> **STATED TASK**
Repeat the listing that follows, character for character, minus the pictures.

======== MATERIALS PROVIDED

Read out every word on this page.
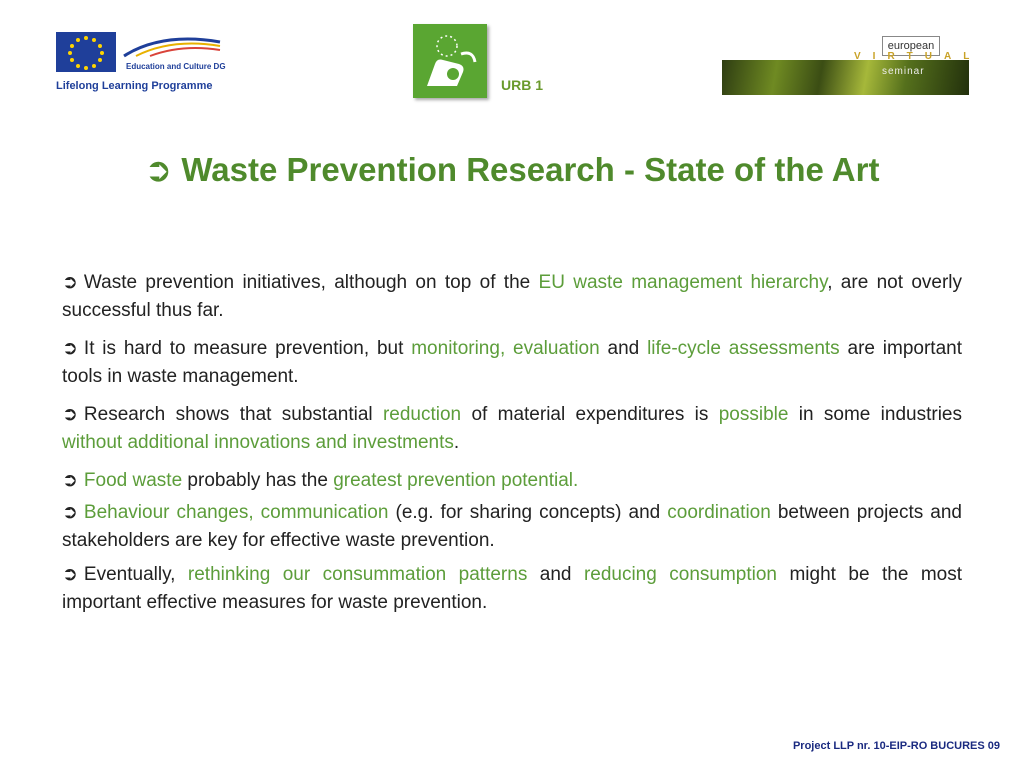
Education and Culture DG
Lifelong Learning Programme	URB 1
european
VIRTUAL
seminar
➲ Waste Prevention Research - State of the Art

➲ Waste prevention initiatives, although on top of the EU waste management hierarchy, are not overly successful thus far.

➲ It is hard to measure prevention, but monitoring, evaluation and life-cycle assessments are important tools in waste management.

➲ Research shows that substantial reduction of material expenditures is possible in some industries without additional innovations and investments.

➲ Food waste probably has the greatest prevention potential.

➲ Behaviour changes, communication (e.g. for sharing concepts) and coordination between projects and stakeholders are key for effective waste prevention.

➲ Eventually, rethinking our consummation patterns and reducing consumption might be the most important effective measures for waste prevention.

Project LLP nr. 10-EIP-RO BUCURES 09
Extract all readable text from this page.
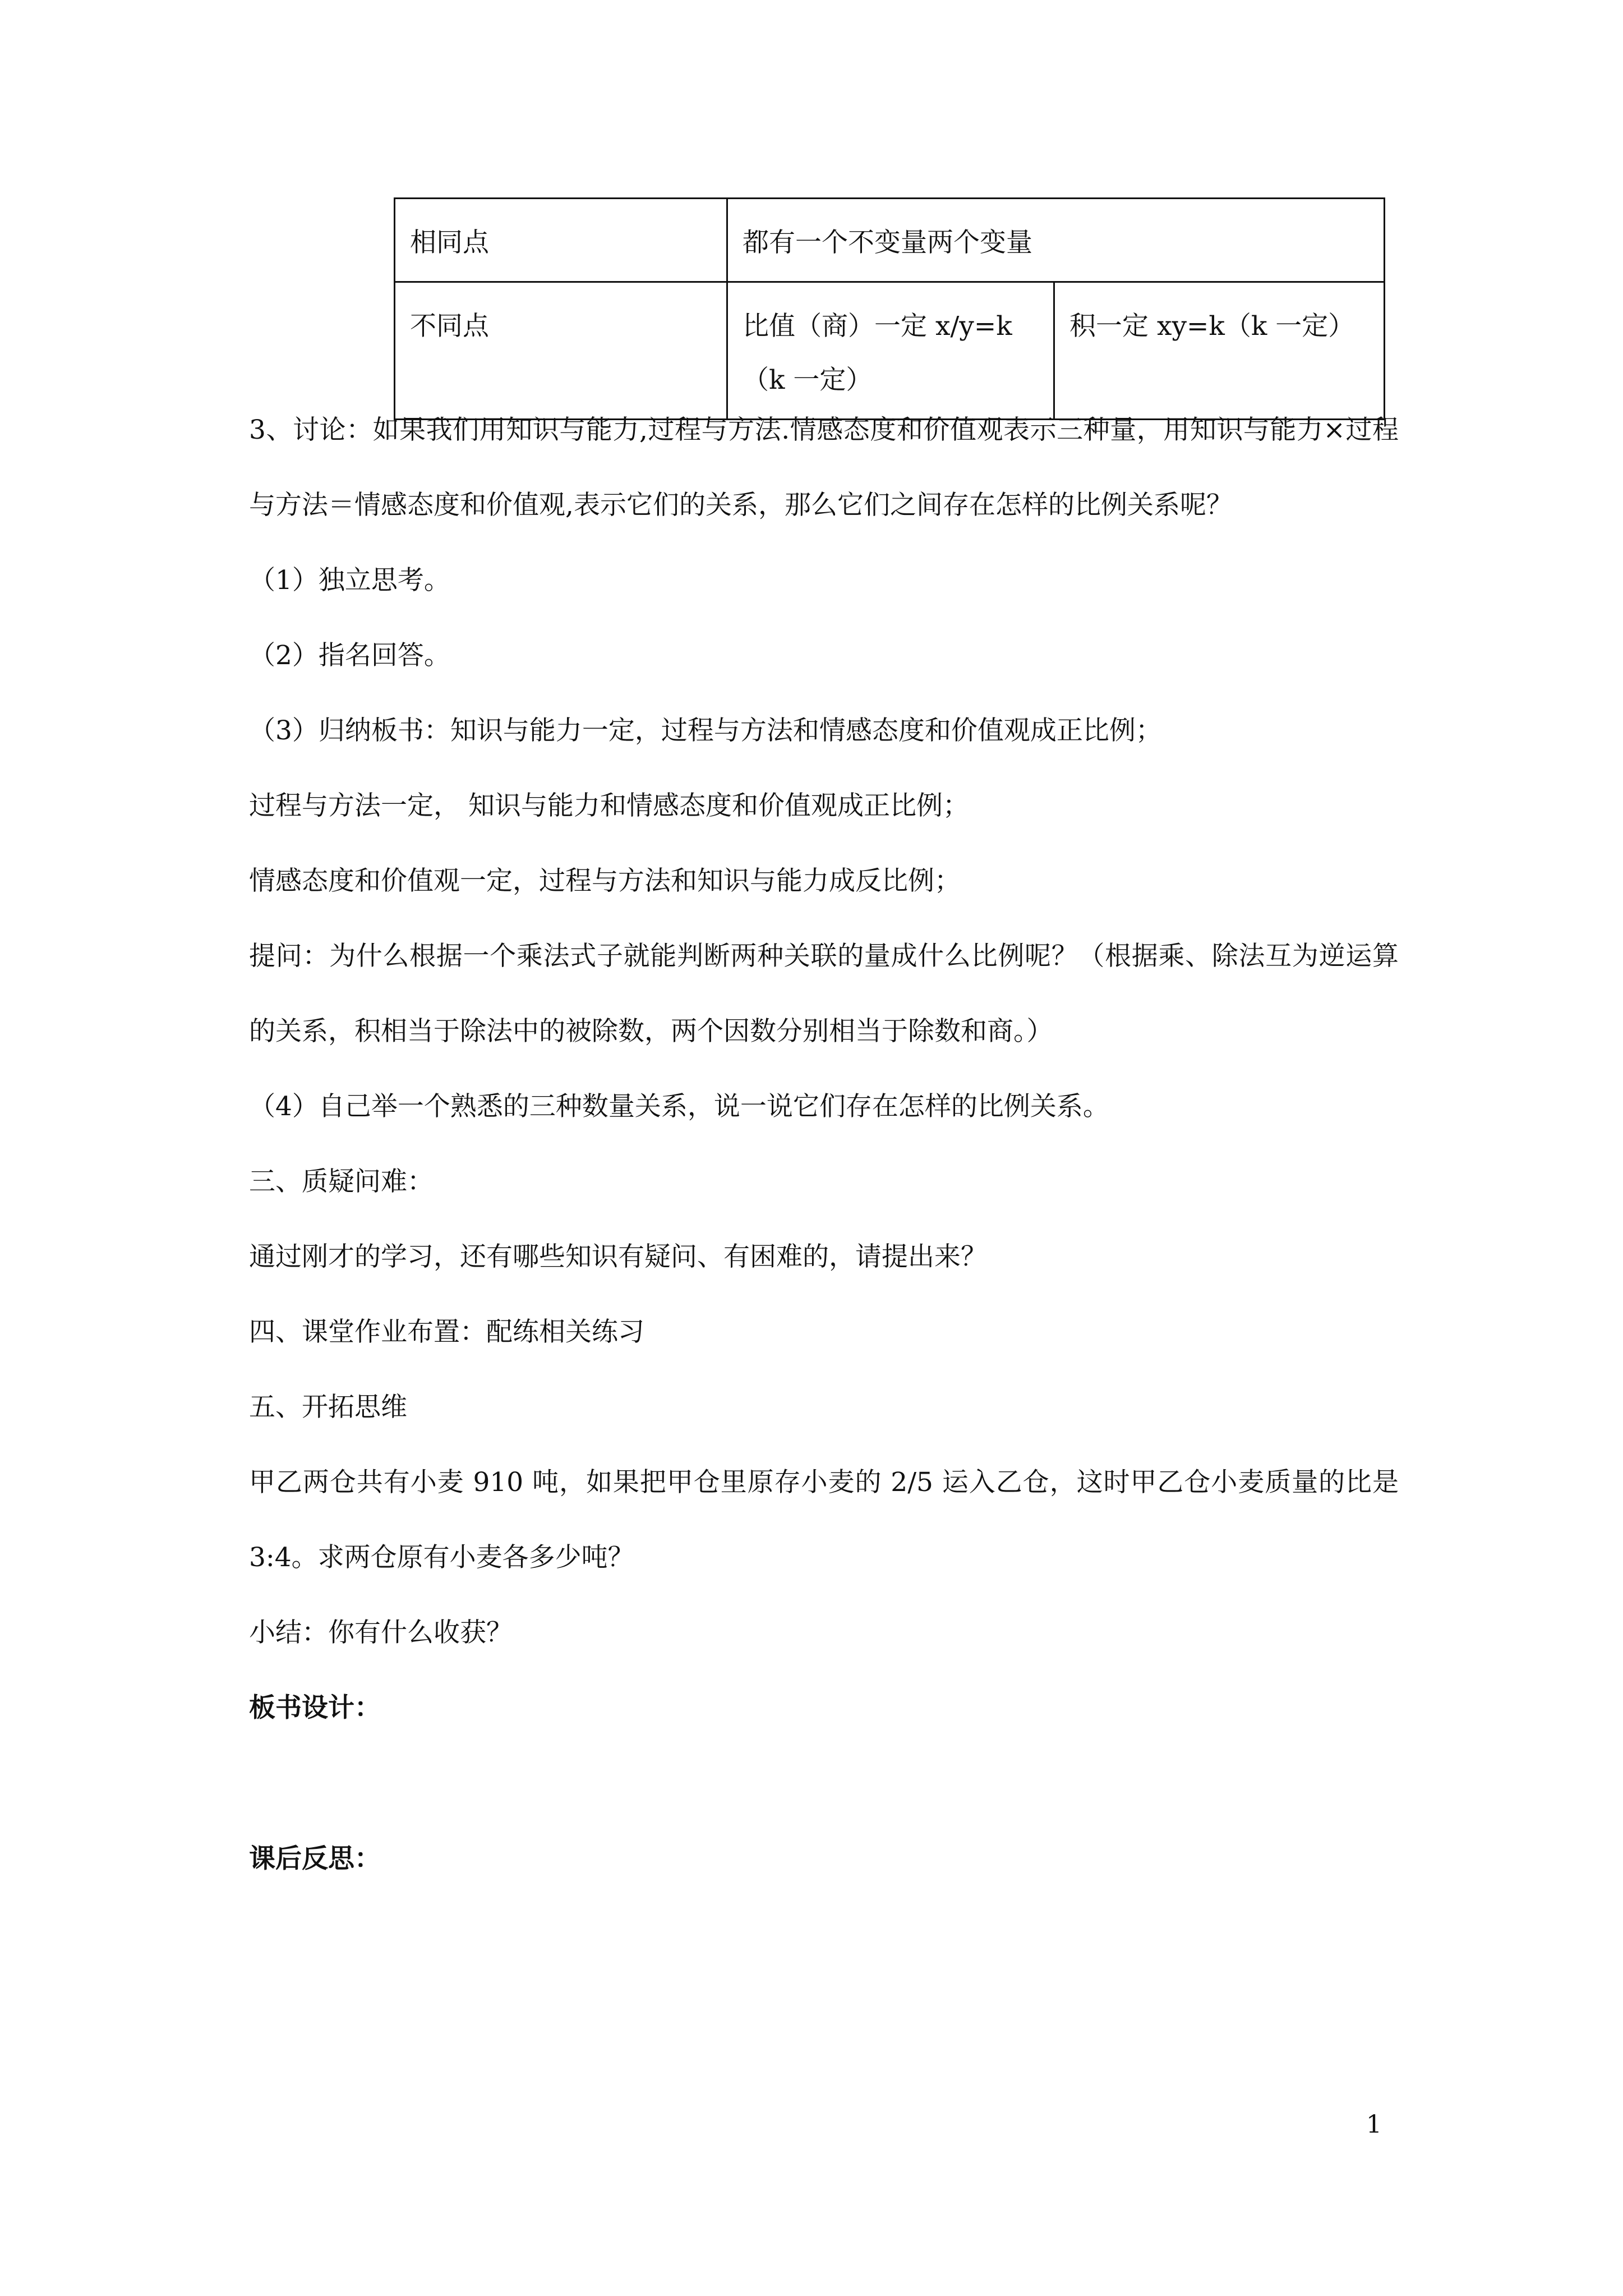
相同点	都有一个不变量两个变量	
不同点	比值（商）一定 x/y=k（k 一定）	积一定 xy=k（k 一定）
3、讨论：如果我们用知识与能力,过程与方法.情感态度和价值观表示三种量，用知识与能力×过程与方法＝情感态度和价值观,表示它们的关系，那么它们之间存在怎样的比例关系呢？
（1）独立思考。
（2）指名回答。
（3）归纳板书：知识与能力一定，过程与方法和情感态度和价值观成正比例；
过程与方法一定， 知识与能力和情感态度和价值观成正比例；
情感态度和价值观一定，过程与方法和知识与能力成反比例；
提问：为什么根据一个乘法式子就能判断两种关联的量成什么比例呢？（根据乘、除法互为逆运算的关系，积相当于除法中的被除数，两个因数分别相当于除数和商。）
（4）自己举一个熟悉的三种数量关系，说一说它们存在怎样的比例关系。
三、质疑问难：
通过刚才的学习，还有哪些知识有疑问、有困难的，请提出来？
四、课堂作业布置：配练相关练习
五、开拓思维
甲乙两仓共有小麦 910 吨，如果把甲仓里原存小麦的 2/5 运入乙仓，这时甲乙仓小麦质量的比是 3:4。求两仓原有小麦各多少吨？
小结：你有什么收获？
板书设计：
课后反思：
1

================

> **TASK RESPONSE**
Read out every word on this page.
Education and Culture DG
Lifelong Learning Programme	URB 1
european
VIRTUAL
seminar
➲ Waste Prevention Research - State of the Art

➲ Waste prevention initiatives, although on top of the EU waste management hierarchy, are not overly successful thus far.

➲ It is hard to measure prevention, but monitoring, evaluation and life-cycle assessments are important tools in waste management.

➲ Research shows that substantial reduction of material expenditures is possible in some industries without additional innovations and investments.

➲ Food waste probably has the greatest prevention potential.

➲ Behaviour changes, communication (e.g. for sharing concepts) and coordination between projects and stakeholders are key for effective waste prevention.

➲ Eventually, rethinking our consummation patterns and reducing consumption might be the most important effective measures for waste prevention.

Project LLP nr. 10-EIP-RO BUCURES 09
Extract all readable text from this page.
相同点	都有一个不变量两个变量	
不同点	比值（商）一定 x/y=k（k 一定）	积一定 xy=k（k 一定）
3、讨论：如果我们用知识与能力,过程与方法.情感态度和价值观表示三种量，用知识与能力×过程与方法＝情感态度和价值观,表示它们的关系，那么它们之间存在怎样的比例关系呢？
（1）独立思考。
（2）指名回答。
（3）归纳板书：知识与能力一定，过程与方法和情感态度和价值观成正比例；
过程与方法一定， 知识与能力和情感态度和价值观成正比例；
情感态度和价值观一定，过程与方法和知识与能力成反比例；
提问：为什么根据一个乘法式子就能判断两种关联的量成什么比例呢？（根据乘、除法互为逆运算的关系，积相当于除法中的被除数，两个因数分别相当于除数和商。）
（4）自己举一个熟悉的三种数量关系，说一说它们存在怎样的比例关系。
三、质疑问难：
通过刚才的学习，还有哪些知识有疑问、有困难的，请提出来？
四、课堂作业布置：配练相关练习
五、开拓思维
甲乙两仓共有小麦 910 吨，如果把甲仓里原存小麦的 2/5 运入乙仓，这时甲乙仓小麦质量的比是 3:4。求两仓原有小麦各多少吨？
小结：你有什么收获？
板书设计：
课后反思：
1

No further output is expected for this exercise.